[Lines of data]
= = = = =
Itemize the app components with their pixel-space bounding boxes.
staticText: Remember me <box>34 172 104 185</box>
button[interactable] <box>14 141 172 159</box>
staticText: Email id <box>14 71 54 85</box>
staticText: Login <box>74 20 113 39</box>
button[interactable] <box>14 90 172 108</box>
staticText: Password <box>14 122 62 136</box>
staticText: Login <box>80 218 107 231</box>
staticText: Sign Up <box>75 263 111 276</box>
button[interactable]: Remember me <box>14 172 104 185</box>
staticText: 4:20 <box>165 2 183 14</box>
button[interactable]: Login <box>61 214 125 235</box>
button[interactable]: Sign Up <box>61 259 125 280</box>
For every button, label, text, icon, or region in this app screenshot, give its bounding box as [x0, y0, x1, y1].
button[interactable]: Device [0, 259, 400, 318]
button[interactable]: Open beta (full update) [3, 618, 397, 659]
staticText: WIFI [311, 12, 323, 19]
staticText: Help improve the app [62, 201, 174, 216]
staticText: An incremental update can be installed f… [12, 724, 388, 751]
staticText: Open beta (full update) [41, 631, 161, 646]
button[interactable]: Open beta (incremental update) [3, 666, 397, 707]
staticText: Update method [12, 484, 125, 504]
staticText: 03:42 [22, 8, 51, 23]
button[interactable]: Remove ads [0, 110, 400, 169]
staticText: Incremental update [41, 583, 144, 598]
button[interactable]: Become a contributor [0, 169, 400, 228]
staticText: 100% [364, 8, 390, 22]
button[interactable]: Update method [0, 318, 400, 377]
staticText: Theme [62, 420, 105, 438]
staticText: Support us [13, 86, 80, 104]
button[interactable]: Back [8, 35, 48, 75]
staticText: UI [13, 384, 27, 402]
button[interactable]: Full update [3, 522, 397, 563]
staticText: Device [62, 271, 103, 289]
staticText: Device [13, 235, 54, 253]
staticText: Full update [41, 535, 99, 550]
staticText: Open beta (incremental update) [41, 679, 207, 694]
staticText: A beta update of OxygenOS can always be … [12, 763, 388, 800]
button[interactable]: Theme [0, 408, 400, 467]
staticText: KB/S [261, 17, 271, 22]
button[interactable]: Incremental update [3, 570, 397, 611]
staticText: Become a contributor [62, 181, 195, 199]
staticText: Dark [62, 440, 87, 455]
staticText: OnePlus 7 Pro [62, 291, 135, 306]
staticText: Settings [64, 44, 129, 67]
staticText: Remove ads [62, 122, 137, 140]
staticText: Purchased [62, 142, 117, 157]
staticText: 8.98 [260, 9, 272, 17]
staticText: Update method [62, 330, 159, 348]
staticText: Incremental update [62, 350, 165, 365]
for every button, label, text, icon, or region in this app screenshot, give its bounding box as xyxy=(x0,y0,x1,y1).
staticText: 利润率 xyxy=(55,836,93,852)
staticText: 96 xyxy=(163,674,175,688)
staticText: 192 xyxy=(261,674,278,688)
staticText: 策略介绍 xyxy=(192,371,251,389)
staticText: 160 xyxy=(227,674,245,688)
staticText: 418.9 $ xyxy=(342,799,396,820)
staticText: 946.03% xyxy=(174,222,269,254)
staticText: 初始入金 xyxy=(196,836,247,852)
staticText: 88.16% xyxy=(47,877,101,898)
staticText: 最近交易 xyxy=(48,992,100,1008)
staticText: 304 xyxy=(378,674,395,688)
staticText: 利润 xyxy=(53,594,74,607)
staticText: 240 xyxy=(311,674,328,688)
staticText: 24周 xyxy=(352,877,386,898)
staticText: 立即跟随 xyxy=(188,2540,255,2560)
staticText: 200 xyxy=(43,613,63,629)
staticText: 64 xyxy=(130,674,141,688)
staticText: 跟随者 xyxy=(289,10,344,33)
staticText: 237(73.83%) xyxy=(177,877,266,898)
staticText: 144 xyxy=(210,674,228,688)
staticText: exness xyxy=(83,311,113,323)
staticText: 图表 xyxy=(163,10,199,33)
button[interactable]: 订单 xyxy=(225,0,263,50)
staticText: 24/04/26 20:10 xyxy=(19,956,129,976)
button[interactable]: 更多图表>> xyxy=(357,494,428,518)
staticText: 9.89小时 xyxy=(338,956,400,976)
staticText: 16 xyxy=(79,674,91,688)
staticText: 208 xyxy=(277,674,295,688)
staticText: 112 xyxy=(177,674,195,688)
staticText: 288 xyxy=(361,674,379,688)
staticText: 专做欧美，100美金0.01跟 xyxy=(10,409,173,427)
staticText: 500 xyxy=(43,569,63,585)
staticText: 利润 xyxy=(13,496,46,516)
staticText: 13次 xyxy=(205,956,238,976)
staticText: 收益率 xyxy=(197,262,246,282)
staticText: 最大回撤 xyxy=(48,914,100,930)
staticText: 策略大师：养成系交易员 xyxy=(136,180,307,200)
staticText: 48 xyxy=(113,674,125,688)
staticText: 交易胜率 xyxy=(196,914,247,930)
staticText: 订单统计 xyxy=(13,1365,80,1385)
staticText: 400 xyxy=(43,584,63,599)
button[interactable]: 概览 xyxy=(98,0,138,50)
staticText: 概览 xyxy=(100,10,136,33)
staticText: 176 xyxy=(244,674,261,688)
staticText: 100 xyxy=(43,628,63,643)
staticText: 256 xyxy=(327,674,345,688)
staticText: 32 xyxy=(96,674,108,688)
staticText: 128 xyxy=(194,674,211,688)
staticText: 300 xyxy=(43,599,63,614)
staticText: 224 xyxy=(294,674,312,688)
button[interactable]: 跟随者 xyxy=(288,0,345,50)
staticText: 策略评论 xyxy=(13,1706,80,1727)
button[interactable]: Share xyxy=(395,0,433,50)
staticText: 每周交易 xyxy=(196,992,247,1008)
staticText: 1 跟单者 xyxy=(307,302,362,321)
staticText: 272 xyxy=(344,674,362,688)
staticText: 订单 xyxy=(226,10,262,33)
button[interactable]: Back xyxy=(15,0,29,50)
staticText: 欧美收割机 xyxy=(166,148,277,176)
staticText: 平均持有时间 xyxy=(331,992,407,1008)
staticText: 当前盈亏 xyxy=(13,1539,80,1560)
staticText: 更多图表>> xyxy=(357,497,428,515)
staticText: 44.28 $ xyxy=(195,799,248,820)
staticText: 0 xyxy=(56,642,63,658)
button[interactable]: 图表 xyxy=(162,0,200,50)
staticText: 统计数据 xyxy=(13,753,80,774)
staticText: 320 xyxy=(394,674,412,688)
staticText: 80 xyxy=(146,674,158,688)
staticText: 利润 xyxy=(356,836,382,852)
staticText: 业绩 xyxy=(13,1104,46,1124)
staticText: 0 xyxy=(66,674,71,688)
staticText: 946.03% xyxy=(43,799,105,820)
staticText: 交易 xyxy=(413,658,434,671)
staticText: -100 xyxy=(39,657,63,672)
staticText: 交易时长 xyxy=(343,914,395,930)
= = = = =
Exercise prompt » Please repeat every line of the material above, with no changes.

Finished exercise »
Itemize the app components with their pixel-space bounding boxes.
staticText: Remember me <box>34 172 104 185</box>
button[interactable] <box>14 141 172 159</box>
staticText: Email id <box>14 71 54 85</box>
staticText: Login <box>74 20 113 39</box>
button[interactable] <box>14 90 172 108</box>
staticText: Password <box>14 122 62 136</box>
staticText: Login <box>80 218 107 231</box>
staticText: Sign Up <box>75 263 111 276</box>
button[interactable]: Remember me <box>14 172 104 185</box>
staticText: 4:20 <box>165 2 183 14</box>
button[interactable]: Login <box>61 214 125 235</box>
button[interactable]: Sign Up <box>61 259 125 280</box>
For every button, label, text, icon, or region in this app screenshot, give its bounding box as [x0, y0, x1, y1].
button[interactable]: Device [0, 259, 400, 318]
button[interactable]: Open beta (full update) [3, 618, 397, 659]
staticText: WIFI [311, 12, 323, 19]
staticText: Help improve the app [62, 201, 174, 216]
staticText: An incremental update can be installed f… [12, 724, 388, 751]
staticText: Open beta (full update) [41, 631, 161, 646]
button[interactable]: Open beta (incremental update) [3, 666, 397, 707]
staticText: Update method [12, 484, 125, 504]
staticText: 03:42 [22, 8, 51, 23]
button[interactable]: Remove ads [0, 110, 400, 169]
staticText: Incremental update [41, 583, 144, 598]
button[interactable]: Become a contributor [0, 169, 400, 228]
staticText: 100% [364, 8, 390, 22]
button[interactable]: Update method [0, 318, 400, 377]
staticText: Theme [62, 420, 105, 438]
staticText: Support us [13, 86, 80, 104]
button[interactable]: Back [8, 35, 48, 75]
staticText: UI [13, 384, 27, 402]
button[interactable]: Full update [3, 522, 397, 563]
staticText: Device [62, 271, 103, 289]
staticText: Device [13, 235, 54, 253]
staticText: Full update [41, 535, 99, 550]
staticText: Open beta (incremental update) [41, 679, 207, 694]
staticText: A beta update of OxygenOS can always be … [12, 763, 388, 800]
button[interactable]: Theme [0, 408, 400, 467]
staticText: KB/S [261, 17, 271, 22]
button[interactable]: Incremental update [3, 570, 397, 611]
staticText: Become a contributor [62, 181, 195, 199]
staticText: Dark [62, 440, 87, 455]
staticText: OnePlus 7 Pro [62, 291, 135, 306]
staticText: Settings [64, 44, 129, 67]
staticText: Remove ads [62, 122, 137, 140]
staticText: Purchased [62, 142, 117, 157]
staticText: 8.98 [260, 9, 272, 17]
staticText: Update method [62, 330, 159, 348]
staticText: Incremental update [62, 350, 165, 365]
for every button, label, text, icon, or region in this app screenshot, give its bounding box as xyxy=(x0,y0,x1,y1).
staticText: 利润率 xyxy=(55,836,93,852)
staticText: 96 xyxy=(163,674,175,688)
staticText: 192 xyxy=(261,674,278,688)
staticText: 策略介绍 xyxy=(192,371,251,389)
staticText: 160 xyxy=(227,674,245,688)
staticText: 418.9 $ xyxy=(342,799,396,820)
staticText: 946.03% xyxy=(174,222,269,254)
staticText: 初始入金 xyxy=(196,836,247,852)
staticText: 88.16% xyxy=(47,877,101,898)
staticText: 最近交易 xyxy=(48,992,100,1008)
staticText: 304 xyxy=(378,674,395,688)
staticText: 利润 xyxy=(53,594,74,607)
staticText: 240 xyxy=(311,674,328,688)
staticText: 24周 xyxy=(352,877,386,898)
staticText: 立即跟随 xyxy=(188,2540,255,2560)
staticText: 200 xyxy=(43,613,63,629)
staticText: 64 xyxy=(130,674,141,688)
staticText: 跟随者 xyxy=(289,10,344,33)
staticText: 237(73.83%) xyxy=(177,877,266,898)
staticText: 144 xyxy=(210,674,228,688)
staticText: exness xyxy=(83,311,113,323)
staticText: 图表 xyxy=(163,10,199,33)
button[interactable]: 订单 xyxy=(225,0,263,50)
staticText: 24/04/26 20:10 xyxy=(19,956,129,976)
button[interactable]: 更多图表>> xyxy=(357,494,428,518)
staticText: 9.89小时 xyxy=(338,956,400,976)
staticText: 16 xyxy=(79,674,91,688)
staticText: 208 xyxy=(277,674,295,688)
staticText: 112 xyxy=(177,674,195,688)
staticText: 288 xyxy=(361,674,379,688)
staticText: 专做欧美，100美金0.01跟 xyxy=(10,409,173,427)
staticText: 500 xyxy=(43,569,63,585)
staticText: 利润 xyxy=(13,496,46,516)
staticText: 13次 xyxy=(205,956,238,976)
staticText: 收益率 xyxy=(197,262,246,282)
staticText: 最大回撤 xyxy=(48,914,100,930)
staticText: 策略大师：养成系交易员 xyxy=(136,180,307,200)
staticText: 48 xyxy=(113,674,125,688)
staticText: 交易胜率 xyxy=(196,914,247,930)
staticText: 订单统计 xyxy=(13,1365,80,1385)
staticText: 400 xyxy=(43,584,63,599)
button[interactable]: 概览 xyxy=(98,0,138,50)
staticText: 概览 xyxy=(100,10,136,33)
staticText: 176 xyxy=(244,674,261,688)
staticText: 100 xyxy=(43,628,63,643)
staticText: 256 xyxy=(327,674,345,688)
staticText: 32 xyxy=(96,674,108,688)
staticText: 128 xyxy=(194,674,211,688)
staticText: 300 xyxy=(43,599,63,614)
staticText: 224 xyxy=(294,674,312,688)
button[interactable]: 跟随者 xyxy=(288,0,345,50)
staticText: 策略评论 xyxy=(13,1706,80,1727)
button[interactable]: Share xyxy=(395,0,433,50)
staticText: 每周交易 xyxy=(196,992,247,1008)
staticText: 1 跟单者 xyxy=(307,302,362,321)
staticText: 272 xyxy=(344,674,362,688)
staticText: 订单 xyxy=(226,10,262,33)
button[interactable]: Back xyxy=(15,0,29,50)
staticText: 欧美收割机 xyxy=(166,148,277,176)
staticText: 平均持有时间 xyxy=(331,992,407,1008)
staticText: 当前盈亏 xyxy=(13,1539,80,1560)
staticText: 更多图表>> xyxy=(357,497,428,515)
staticText: 44.28 $ xyxy=(195,799,248,820)
staticText: 0 xyxy=(56,642,63,658)
button[interactable]: 图表 xyxy=(162,0,200,50)
staticText: 统计数据 xyxy=(13,753,80,774)
staticText: 320 xyxy=(394,674,412,688)
staticText: 80 xyxy=(146,674,158,688)
staticText: 利润 xyxy=(356,836,382,852)
staticText: 业绩 xyxy=(13,1104,46,1124)
staticText: 0 xyxy=(66,674,71,688)
staticText: 946.03% xyxy=(43,799,105,820)
staticText: 交易 xyxy=(413,658,434,671)
staticText: -100 xyxy=(39,657,63,672)
staticText: 交易时长 xyxy=(343,914,395,930)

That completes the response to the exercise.